» **Records for this task**:
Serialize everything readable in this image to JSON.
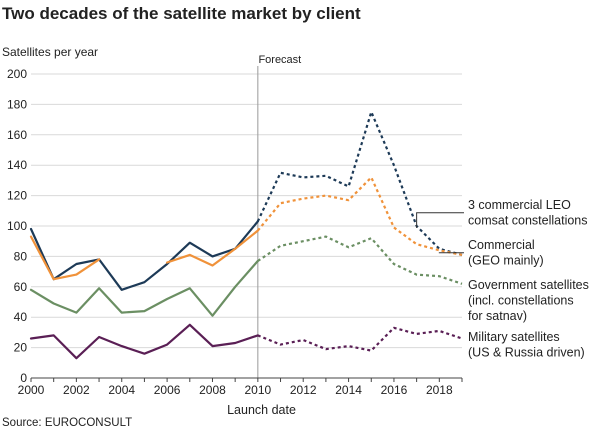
{
  "title": "Two decades of the satellite market by client",
  "source": "Source: EUROCONSULT",
  "chart_data": {
    "type": "line",
    "title": "Two decades of the satellite market by client",
    "ylabel": "Satellites per year",
    "xlabel": "Launch date",
    "forecast_label": "Forecast",
    "forecast_start": 2010,
    "xlim": [
      2000,
      2019
    ],
    "ylim": [
      0,
      200
    ],
    "x_ticks": [
      "2000",
      "2002",
      "2004",
      "2006",
      "2008",
      "2010",
      "2012",
      "2014",
      "2016",
      "2018"
    ],
    "y_ticks": [
      "0",
      "20",
      "40",
      "60",
      "80",
      "100",
      "120",
      "140",
      "160",
      "180",
      "200"
    ],
    "grid": true,
    "x": [
      2000,
      2001,
      2002,
      2003,
      2004,
      2005,
      2006,
      2007,
      2008,
      2009,
      2010,
      2011,
      2012,
      2013,
      2014,
      2015,
      2016,
      2017,
      2018,
      2019
    ],
    "series": [
      {
        "key": "leo",
        "label_lines": [
          "3 commercial LEO",
          "comsat constellations"
        ],
        "color": "#1d3a57",
        "values": [
          98,
          65,
          75,
          78,
          58,
          63,
          75,
          89,
          80,
          85,
          103,
          135,
          132,
          133,
          126,
          175,
          140,
          100,
          85,
          81
        ]
      },
      {
        "key": "commercial",
        "label_lines": [
          "Commercial",
          "(GEO mainly)"
        ],
        "color": "#f0923a",
        "values": [
          93,
          65,
          68,
          78,
          null,
          null,
          76,
          81,
          74,
          85,
          97,
          115,
          118,
          120,
          117,
          132,
          99,
          88,
          84,
          81
        ]
      },
      {
        "key": "government",
        "label_lines": [
          "Government satellites",
          "(incl. constellations",
          "for satnav)"
        ],
        "color": "#6b8f63",
        "values": [
          58,
          49,
          43,
          59,
          43,
          44,
          52,
          59,
          41,
          60,
          77,
          87,
          90,
          93,
          86,
          92,
          75,
          68,
          67,
          62
        ]
      },
      {
        "key": "military",
        "label_lines": [
          "Military satellites",
          "(US & Russia driven)"
        ],
        "color": "#5a1f55",
        "values": [
          26,
          28,
          13,
          27,
          21,
          16,
          22,
          35,
          21,
          23,
          28,
          22,
          25,
          19,
          21,
          18,
          33,
          29,
          31,
          26
        ]
      }
    ]
  }
}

» **Instructions to follow**: Copy the entries exactly. Leave out the images.

» **Expected answer**:
Serialize everything readable in this image to JSON.
{
  "title": "Two decades of the satellite market by client",
  "source": "Source: EUROCONSULT",
  "chart_data": {
    "type": "line",
    "title": "Two decades of the satellite market by client",
    "ylabel": "Satellites per year",
    "xlabel": "Launch date",
    "forecast_label": "Forecast",
    "forecast_start": 2010,
    "xlim": [
      2000,
      2019
    ],
    "ylim": [
      0,
      200
    ],
    "x_ticks": [
      "2000",
      "2002",
      "2004",
      "2006",
      "2008",
      "2010",
      "2012",
      "2014",
      "2016",
      "2018"
    ],
    "y_ticks": [
      "0",
      "20",
      "40",
      "60",
      "80",
      "100",
      "120",
      "140",
      "160",
      "180",
      "200"
    ],
    "grid": true,
    "x": [
      2000,
      2001,
      2002,
      2003,
      2004,
      2005,
      2006,
      2007,
      2008,
      2009,
      2010,
      2011,
      2012,
      2013,
      2014,
      2015,
      2016,
      2017,
      2018,
      2019
    ],
    "series": [
      {
        "key": "leo",
        "label_lines": [
          "3 commercial LEO",
          "comsat constellations"
        ],
        "color": "#1d3a57",
        "values": [
          98,
          65,
          75,
          78,
          58,
          63,
          75,
          89,
          80,
          85,
          103,
          135,
          132,
          133,
          126,
          175,
          140,
          100,
          85,
          81
        ]
      },
      {
        "key": "commercial",
        "label_lines": [
          "Commercial",
          "(GEO mainly)"
        ],
        "color": "#f0923a",
        "values": [
          93,
          65,
          68,
          78,
          null,
          null,
          76,
          81,
          74,
          85,
          97,
          115,
          118,
          120,
          117,
          132,
          99,
          88,
          84,
          81
        ]
      },
      {
        "key": "government",
        "label_lines": [
          "Government satellites",
          "(incl. constellations",
          "for satnav)"
        ],
        "color": "#6b8f63",
        "values": [
          58,
          49,
          43,
          59,
          43,
          44,
          52,
          59,
          41,
          60,
          77,
          87,
          90,
          93,
          86,
          92,
          75,
          68,
          67,
          62
        ]
      },
      {
        "key": "military",
        "label_lines": [
          "Military satellites",
          "(US & Russia driven)"
        ],
        "color": "#5a1f55",
        "values": [
          26,
          28,
          13,
          27,
          21,
          16,
          22,
          35,
          21,
          23,
          28,
          22,
          25,
          19,
          21,
          18,
          33,
          29,
          31,
          26
        ]
      }
    ]
  }
}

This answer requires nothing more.